Task details: From the entries below, list each line with "मकरण".
⟨
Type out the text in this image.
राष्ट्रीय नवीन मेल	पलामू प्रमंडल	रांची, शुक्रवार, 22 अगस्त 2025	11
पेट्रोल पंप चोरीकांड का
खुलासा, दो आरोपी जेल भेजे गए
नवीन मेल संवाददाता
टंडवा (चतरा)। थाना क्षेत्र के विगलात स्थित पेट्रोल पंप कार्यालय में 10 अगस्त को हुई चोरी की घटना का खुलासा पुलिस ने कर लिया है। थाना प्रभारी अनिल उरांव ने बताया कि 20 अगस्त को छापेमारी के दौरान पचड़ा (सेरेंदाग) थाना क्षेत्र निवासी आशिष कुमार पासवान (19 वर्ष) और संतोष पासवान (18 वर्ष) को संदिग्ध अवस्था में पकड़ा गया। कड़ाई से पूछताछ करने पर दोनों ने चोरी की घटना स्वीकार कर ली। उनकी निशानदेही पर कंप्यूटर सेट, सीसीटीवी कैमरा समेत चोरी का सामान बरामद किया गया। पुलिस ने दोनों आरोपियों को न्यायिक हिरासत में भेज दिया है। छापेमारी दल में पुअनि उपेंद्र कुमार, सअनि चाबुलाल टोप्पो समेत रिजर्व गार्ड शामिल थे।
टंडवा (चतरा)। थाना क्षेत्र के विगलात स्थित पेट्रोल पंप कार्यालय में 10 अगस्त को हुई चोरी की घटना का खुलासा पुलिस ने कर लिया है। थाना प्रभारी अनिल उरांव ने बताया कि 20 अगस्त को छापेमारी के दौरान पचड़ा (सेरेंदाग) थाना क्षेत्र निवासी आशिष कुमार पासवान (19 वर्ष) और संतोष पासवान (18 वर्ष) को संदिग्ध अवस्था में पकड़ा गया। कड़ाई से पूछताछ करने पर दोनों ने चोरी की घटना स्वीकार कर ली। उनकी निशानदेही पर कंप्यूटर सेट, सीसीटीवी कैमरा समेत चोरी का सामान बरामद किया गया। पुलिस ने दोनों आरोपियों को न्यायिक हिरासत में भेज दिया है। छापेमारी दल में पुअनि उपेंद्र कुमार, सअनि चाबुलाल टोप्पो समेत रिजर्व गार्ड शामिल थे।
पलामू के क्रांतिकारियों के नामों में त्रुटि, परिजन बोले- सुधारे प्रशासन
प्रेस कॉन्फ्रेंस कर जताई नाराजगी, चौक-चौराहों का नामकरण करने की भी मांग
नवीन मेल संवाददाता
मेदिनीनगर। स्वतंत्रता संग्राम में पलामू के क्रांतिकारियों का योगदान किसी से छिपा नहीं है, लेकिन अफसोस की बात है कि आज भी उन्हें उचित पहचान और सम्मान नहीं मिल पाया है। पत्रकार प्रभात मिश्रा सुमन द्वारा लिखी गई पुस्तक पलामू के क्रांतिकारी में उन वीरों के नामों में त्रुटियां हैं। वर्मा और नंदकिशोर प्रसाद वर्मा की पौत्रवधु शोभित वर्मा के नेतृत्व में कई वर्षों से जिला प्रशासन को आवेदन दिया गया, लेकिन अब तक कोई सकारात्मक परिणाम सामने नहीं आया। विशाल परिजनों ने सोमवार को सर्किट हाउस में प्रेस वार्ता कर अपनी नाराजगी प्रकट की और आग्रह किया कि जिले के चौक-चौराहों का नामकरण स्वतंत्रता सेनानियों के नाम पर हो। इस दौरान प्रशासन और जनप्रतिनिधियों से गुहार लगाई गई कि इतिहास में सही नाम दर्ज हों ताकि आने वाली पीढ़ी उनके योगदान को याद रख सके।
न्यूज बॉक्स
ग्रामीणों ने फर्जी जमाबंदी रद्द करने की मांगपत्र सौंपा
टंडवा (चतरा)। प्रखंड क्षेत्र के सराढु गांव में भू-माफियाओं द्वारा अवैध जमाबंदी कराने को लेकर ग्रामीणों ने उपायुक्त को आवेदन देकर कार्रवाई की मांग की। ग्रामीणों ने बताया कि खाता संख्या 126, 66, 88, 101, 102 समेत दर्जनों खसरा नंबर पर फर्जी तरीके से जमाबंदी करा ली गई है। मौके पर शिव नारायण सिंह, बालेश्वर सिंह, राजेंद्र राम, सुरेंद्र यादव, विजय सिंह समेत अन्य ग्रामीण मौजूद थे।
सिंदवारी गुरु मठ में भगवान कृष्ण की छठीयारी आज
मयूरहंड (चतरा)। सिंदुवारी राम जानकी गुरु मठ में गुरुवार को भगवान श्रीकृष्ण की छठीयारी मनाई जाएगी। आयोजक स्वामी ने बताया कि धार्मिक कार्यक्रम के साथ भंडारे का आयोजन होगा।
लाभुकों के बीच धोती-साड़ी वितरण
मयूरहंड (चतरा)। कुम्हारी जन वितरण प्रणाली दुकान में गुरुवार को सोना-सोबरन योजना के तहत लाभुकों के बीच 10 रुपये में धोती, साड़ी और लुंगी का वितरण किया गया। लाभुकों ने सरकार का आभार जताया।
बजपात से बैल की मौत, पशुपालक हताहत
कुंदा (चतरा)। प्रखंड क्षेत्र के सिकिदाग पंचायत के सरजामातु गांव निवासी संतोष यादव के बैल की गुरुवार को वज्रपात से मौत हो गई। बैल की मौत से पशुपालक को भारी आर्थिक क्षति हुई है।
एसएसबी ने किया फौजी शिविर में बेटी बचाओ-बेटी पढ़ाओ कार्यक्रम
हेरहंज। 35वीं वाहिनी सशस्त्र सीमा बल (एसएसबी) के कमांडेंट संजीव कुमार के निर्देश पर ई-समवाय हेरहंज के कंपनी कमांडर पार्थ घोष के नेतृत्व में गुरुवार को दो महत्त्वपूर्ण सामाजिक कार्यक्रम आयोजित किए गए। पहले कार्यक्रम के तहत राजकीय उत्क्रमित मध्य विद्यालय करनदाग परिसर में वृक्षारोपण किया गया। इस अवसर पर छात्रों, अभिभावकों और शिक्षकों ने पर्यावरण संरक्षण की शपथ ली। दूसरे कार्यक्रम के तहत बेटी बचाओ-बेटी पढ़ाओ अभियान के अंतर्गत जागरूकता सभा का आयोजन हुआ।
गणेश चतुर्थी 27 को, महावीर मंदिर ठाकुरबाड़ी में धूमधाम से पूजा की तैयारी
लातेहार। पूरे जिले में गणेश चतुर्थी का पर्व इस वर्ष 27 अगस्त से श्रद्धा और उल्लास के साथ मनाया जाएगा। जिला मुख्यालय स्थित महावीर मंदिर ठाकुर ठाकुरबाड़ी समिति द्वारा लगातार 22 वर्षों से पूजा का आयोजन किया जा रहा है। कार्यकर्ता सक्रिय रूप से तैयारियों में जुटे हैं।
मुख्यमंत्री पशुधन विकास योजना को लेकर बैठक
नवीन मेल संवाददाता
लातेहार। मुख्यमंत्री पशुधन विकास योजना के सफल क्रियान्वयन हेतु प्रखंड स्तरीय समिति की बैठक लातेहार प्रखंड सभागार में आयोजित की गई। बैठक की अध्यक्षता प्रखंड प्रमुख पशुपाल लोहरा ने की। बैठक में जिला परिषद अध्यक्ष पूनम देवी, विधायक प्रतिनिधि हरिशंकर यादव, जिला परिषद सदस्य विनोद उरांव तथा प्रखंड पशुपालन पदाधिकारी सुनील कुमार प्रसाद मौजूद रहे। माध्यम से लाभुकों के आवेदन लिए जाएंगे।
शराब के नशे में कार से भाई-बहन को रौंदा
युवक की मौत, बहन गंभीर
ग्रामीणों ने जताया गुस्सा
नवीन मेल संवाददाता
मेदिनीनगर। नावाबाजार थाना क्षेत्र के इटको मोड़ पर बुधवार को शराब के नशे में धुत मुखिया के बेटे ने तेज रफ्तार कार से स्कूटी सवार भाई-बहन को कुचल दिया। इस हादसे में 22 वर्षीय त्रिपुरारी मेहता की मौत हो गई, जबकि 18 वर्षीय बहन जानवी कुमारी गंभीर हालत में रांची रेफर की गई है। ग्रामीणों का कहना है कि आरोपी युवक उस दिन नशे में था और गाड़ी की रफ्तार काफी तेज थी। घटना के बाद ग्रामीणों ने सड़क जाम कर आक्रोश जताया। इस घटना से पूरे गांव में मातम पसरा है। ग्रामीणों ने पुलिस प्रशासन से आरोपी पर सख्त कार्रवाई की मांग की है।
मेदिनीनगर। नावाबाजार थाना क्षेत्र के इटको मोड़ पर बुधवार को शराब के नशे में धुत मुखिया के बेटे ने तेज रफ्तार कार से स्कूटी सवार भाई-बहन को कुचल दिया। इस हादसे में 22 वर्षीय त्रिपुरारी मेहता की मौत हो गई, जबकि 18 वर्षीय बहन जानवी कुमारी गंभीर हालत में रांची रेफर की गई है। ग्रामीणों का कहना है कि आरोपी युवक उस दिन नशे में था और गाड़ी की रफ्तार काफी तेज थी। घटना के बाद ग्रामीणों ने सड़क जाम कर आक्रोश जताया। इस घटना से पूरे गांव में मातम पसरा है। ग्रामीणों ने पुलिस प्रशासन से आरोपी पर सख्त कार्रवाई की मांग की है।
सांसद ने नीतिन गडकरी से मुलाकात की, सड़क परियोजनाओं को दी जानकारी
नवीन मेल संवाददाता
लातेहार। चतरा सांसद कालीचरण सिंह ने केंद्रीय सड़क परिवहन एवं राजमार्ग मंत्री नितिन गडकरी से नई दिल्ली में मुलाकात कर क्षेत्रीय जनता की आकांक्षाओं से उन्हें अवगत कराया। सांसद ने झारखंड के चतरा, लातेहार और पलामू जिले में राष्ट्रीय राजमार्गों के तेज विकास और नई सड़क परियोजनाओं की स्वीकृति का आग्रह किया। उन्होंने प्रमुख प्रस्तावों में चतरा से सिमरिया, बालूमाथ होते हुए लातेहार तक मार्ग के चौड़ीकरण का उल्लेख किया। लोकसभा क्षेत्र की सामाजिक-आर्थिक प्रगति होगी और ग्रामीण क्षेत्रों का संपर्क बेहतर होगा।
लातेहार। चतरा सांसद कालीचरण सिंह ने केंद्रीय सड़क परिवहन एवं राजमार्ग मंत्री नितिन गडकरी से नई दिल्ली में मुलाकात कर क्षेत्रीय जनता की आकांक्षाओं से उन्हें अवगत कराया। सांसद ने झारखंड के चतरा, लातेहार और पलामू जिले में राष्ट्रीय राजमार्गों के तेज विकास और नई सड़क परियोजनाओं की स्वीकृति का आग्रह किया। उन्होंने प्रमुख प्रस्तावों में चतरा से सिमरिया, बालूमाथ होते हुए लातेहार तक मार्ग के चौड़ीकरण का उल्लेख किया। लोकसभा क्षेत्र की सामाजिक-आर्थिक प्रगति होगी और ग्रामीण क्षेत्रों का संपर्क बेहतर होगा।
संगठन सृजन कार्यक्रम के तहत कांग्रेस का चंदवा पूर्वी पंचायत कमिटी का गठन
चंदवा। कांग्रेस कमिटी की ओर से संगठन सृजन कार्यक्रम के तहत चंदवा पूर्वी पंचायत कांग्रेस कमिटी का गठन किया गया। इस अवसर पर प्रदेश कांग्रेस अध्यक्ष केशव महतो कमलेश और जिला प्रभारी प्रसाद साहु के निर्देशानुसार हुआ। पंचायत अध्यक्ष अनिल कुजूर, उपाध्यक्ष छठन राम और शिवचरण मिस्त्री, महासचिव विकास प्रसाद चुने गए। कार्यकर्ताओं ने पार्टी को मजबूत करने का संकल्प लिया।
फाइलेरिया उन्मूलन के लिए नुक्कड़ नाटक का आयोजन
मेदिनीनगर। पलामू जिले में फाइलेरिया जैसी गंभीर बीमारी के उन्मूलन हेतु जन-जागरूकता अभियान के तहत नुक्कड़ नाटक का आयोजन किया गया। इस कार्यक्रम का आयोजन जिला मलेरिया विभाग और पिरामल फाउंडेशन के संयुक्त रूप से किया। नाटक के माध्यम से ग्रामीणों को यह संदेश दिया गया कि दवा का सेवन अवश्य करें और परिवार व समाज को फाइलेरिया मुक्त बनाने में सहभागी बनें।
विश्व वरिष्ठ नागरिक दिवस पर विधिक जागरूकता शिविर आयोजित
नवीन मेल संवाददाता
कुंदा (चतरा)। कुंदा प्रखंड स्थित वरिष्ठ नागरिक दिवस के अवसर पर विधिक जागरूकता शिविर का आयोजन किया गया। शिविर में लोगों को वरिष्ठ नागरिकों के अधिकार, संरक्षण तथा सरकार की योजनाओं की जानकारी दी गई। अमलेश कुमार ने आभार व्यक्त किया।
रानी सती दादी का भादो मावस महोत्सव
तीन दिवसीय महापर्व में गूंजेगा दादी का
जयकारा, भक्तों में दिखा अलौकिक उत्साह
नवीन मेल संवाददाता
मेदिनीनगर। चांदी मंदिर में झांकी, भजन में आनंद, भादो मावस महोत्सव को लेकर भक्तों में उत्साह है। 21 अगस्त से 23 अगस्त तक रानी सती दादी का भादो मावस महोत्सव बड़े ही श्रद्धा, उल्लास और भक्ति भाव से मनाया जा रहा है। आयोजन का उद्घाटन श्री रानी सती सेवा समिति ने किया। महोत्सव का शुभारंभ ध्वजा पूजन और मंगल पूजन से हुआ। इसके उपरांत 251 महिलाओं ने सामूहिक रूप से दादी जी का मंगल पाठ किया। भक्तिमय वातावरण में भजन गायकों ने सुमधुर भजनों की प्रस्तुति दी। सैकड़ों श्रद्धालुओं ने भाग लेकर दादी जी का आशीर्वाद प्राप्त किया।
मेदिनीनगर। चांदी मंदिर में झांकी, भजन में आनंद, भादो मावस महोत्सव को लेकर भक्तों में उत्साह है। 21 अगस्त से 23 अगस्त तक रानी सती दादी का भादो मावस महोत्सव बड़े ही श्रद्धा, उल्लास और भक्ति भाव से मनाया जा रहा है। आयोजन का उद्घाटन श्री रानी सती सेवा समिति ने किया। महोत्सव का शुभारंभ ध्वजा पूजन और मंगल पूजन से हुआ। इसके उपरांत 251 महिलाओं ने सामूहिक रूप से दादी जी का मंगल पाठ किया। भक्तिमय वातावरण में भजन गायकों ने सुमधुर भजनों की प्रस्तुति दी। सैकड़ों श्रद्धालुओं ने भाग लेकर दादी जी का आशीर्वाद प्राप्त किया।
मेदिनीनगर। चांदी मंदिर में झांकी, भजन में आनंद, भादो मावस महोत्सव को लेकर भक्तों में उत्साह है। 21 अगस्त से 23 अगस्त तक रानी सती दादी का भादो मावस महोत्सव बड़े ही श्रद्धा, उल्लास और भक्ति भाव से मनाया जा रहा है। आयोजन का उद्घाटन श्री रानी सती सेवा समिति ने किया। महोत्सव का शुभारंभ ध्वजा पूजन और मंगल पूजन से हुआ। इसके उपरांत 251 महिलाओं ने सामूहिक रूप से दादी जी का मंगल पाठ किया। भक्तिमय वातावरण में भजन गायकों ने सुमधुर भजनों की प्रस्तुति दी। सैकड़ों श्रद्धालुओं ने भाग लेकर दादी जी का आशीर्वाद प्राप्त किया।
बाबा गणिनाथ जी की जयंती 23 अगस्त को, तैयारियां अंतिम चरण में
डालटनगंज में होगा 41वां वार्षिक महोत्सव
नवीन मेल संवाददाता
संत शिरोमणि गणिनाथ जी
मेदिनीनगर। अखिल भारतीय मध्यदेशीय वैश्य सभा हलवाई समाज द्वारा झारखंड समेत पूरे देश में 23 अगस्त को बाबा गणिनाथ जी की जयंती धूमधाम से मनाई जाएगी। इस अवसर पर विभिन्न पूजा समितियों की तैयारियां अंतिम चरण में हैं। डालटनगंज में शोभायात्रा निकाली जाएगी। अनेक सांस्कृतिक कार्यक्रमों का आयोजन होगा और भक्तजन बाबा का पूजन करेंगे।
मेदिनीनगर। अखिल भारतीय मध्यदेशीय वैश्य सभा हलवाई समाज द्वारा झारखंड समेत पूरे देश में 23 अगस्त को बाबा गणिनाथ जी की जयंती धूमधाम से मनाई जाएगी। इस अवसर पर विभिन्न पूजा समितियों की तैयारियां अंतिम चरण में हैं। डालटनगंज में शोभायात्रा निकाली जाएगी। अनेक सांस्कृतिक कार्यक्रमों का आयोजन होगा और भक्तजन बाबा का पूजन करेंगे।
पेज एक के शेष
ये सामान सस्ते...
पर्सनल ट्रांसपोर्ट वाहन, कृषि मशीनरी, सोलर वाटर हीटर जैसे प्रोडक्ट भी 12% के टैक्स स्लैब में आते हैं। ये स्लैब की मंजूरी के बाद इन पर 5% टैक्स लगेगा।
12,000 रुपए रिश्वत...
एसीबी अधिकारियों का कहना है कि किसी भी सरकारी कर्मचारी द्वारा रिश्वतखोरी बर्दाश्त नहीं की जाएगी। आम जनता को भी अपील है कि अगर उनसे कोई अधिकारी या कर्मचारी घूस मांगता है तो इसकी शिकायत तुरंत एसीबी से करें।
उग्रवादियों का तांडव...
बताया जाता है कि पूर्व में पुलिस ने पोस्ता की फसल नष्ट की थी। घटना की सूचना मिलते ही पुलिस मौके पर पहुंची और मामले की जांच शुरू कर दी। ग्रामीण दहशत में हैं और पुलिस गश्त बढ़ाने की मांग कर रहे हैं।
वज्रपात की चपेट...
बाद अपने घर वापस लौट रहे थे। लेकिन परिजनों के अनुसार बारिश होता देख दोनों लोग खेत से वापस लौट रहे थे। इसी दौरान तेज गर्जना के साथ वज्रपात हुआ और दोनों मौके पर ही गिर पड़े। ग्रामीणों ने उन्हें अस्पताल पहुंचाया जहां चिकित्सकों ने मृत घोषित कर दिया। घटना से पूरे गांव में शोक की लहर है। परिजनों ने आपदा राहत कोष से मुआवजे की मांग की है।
⟩
Exercise answer:
प्रेस कॉन्फ्रेंस कर जताई नाराजगी, चौक-चौराहों का नामकरण करने की भी मांग
मेदिनीनगर। स्वतंत्रता संग्राम में पलामू के क्रांतिकारियों का योगदान किसी से छिपा नहीं है, लेकिन अफसोस की बात है कि आज भी उन्हें उचित पहचान और सम्मान नहीं मिल पाया है। पत्रकार प्रभात मिश्रा सुमन द्वारा लिखी गई पुस्तक पलामू के क्रांतिकारी में उन वीरों के नामों में त्रुटियां हैं। वर्मा और नंदकिशोर प्रसाद वर्मा की पौत्रवधु शोभित वर्मा के नेतृत्व में कई वर्षों से जिला प्रशासन को आवेदन दिया गया, लेकिन अब तक कोई सकारात्मक परिणाम सामने नहीं आया। विशाल परिजनों ने सोमवार को सर्किट हाउस में प्रेस वार्ता कर अपनी नाराजगी प्रकट की और आग्रह किया कि जिले के चौक-चौराहों का नामकरण स्वतंत्रता सेनानियों के नाम पर हो। इस दौरान प्रशासन और जनप्रतिनिधियों से गुहार लगाई गई कि इतिहास में सही नाम दर्ज हों ताकि आने वाली पीढ़ी उनके योगदान को याद रख सके।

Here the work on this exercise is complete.